Collected data entries:
↓↓↓
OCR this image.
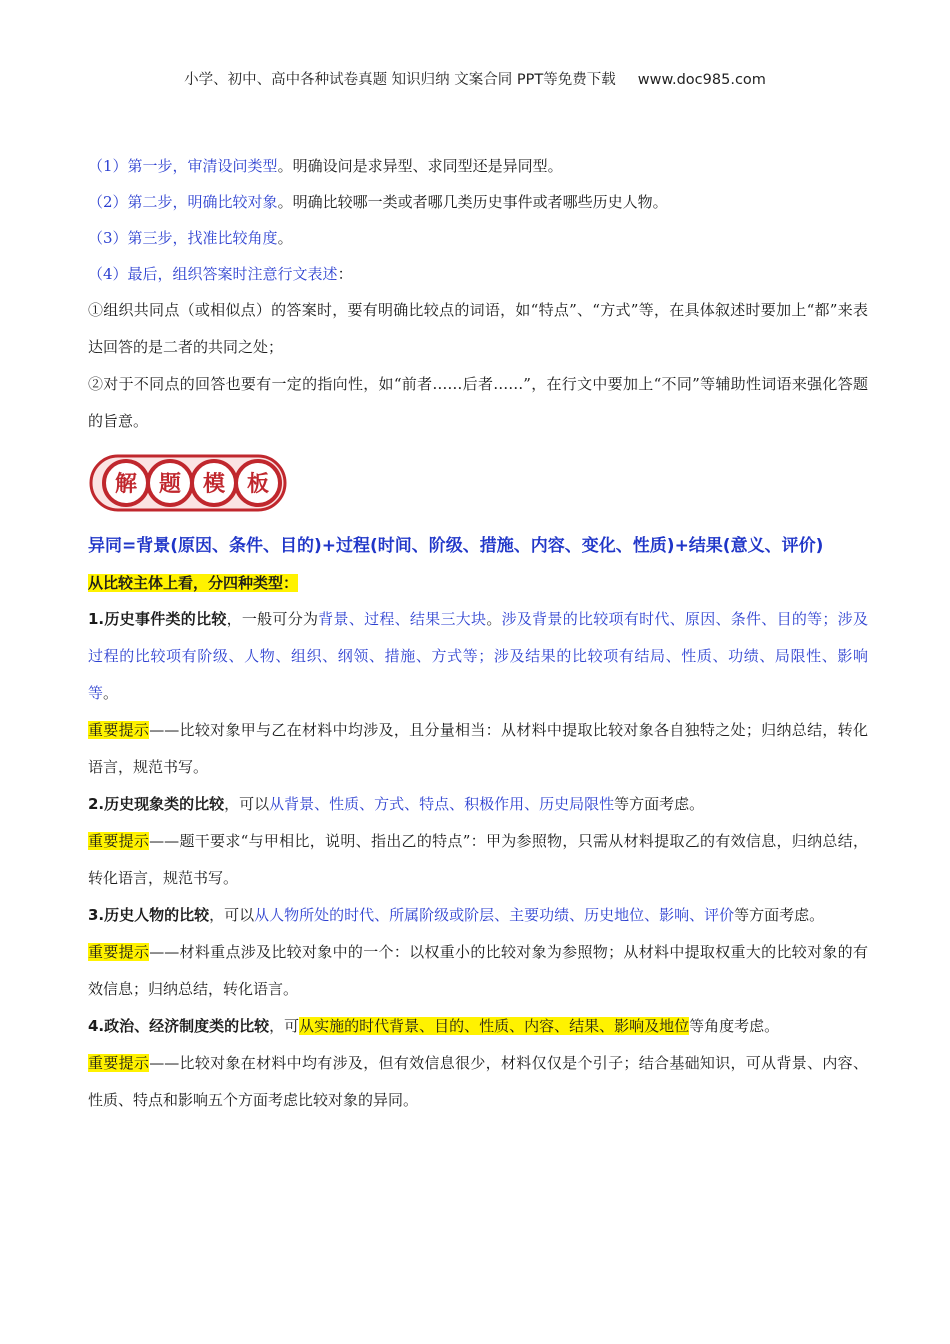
小学、初中、高中各种试卷真题 知识归纳 文案合同 PPT等免费下载 www.doc985.com
（1）第一步，审清设问类型。明确设问是求异型、求同型还是异同型。
（2）第二步，明确比较对象。明确比较哪一类或者哪几类历史事件或者哪些历史人物。
（3）第三步，找准比较角度。
（4）最后，组织答案时注意行文表述：
①组织共同点（或相似点）的答案时，要有明确比较点的词语，如“特点”、“方式”等，在具体叙述时要加上“都”来表达回答的是二者的共同之处；
②对于不同点的回答也要有一定的指向性，如“前者……后者……”，在行文中要加上“不同”等辅助性词语来强化答题的旨意。
解 题 模 板
异同=背景(原因、条件、目的)+过程(时间、阶级、措施、内容、变化、性质)+结果(意义、评价)
从比较主体上看，分四种类型：
1.历史事件类的比较，一般可分为背景、过程、结果三大块。涉及背景的比较项有时代、原因、条件、目的等；涉及过程的比较项有阶级、人物、组织、纲领、措施、方式等；涉及结果的比较项有结局、性质、功绩、局限性、影响等。
重要提示——比较对象甲与乙在材料中均涉及，且分量相当：从材料中提取比较对象各自独特之处；归纳总结，转化语言，规范书写。
2.历史现象类的比较，可以从背景、性质、方式、特点、积极作用、历史局限性等方面考虑。
重要提示——题干要求“与甲相比，说明、指出乙的特点”：甲为参照物，只需从材料提取乙的有效信息，归纳总结，转化语言，规范书写。
3.历史人物的比较，可以从人物所处的时代、所属阶级或阶层、主要功绩、历史地位、影响、评价等方面考虑。
重要提示——材料重点涉及比较对象中的一个：以权重小的比较对象为参照物；从材料中提取权重大的比较对象的有效信息；归纳总结，转化语言。
4.政治、经济制度类的比较，可从实施的时代背景、目的、性质、内容、结果、影响及地位等角度考虑。
重要提示——比较对象在材料中均有涉及，但有效信息很少，材料仅仅是个引子；结合基础知识，可从背景、内容、性质、特点和影响五个方面考虑比较对象的异同。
↑↑↑
Task requirements -> Transcribe the full listing character for character. Pictures are excluded.

Worked solution ->
OCR this image.
小学、初中、高中各种试卷真题 知识归纳 文案合同 PPT等免费下载 www.doc985.com
（1）第一步，审清设问类型。明确设问是求异型、求同型还是异同型。
（2）第二步，明确比较对象。明确比较哪一类或者哪几类历史事件或者哪些历史人物。
（3）第三步，找准比较角度。
（4）最后，组织答案时注意行文表述：
①组织共同点（或相似点）的答案时，要有明确比较点的词语，如“特点”、“方式”等，在具体叙述时要加上“都”来表达回答的是二者的共同之处；
②对于不同点的回答也要有一定的指向性，如“前者……后者……”，在行文中要加上“不同”等辅助性词语来强化答题的旨意。
解 题 模 板
异同=背景(原因、条件、目的)+过程(时间、阶级、措施、内容、变化、性质)+结果(意义、评价)
从比较主体上看，分四种类型：
1.历史事件类的比较，一般可分为背景、过程、结果三大块。涉及背景的比较项有时代、原因、条件、目的等；涉及过程的比较项有阶级、人物、组织、纲领、措施、方式等；涉及结果的比较项有结局、性质、功绩、局限性、影响等。
重要提示——比较对象甲与乙在材料中均涉及，且分量相当：从材料中提取比较对象各自独特之处；归纳总结，转化语言，规范书写。
2.历史现象类的比较，可以从背景、性质、方式、特点、积极作用、历史局限性等方面考虑。
重要提示——题干要求“与甲相比，说明、指出乙的特点”：甲为参照物，只需从材料提取乙的有效信息，归纳总结，转化语言，规范书写。
3.历史人物的比较，可以从人物所处的时代、所属阶级或阶层、主要功绩、历史地位、影响、评价等方面考虑。
重要提示——材料重点涉及比较对象中的一个：以权重小的比较对象为参照物；从材料中提取权重大的比较对象的有效信息；归纳总结，转化语言。
4.政治、经济制度类的比较，可从实施的时代背景、目的、性质、内容、结果、影响及地位等角度考虑。
重要提示——比较对象在材料中均有涉及，但有效信息很少，材料仅仅是个引子；结合基础知识，可从背景、内容、性质、特点和影响五个方面考虑比较对象的异同。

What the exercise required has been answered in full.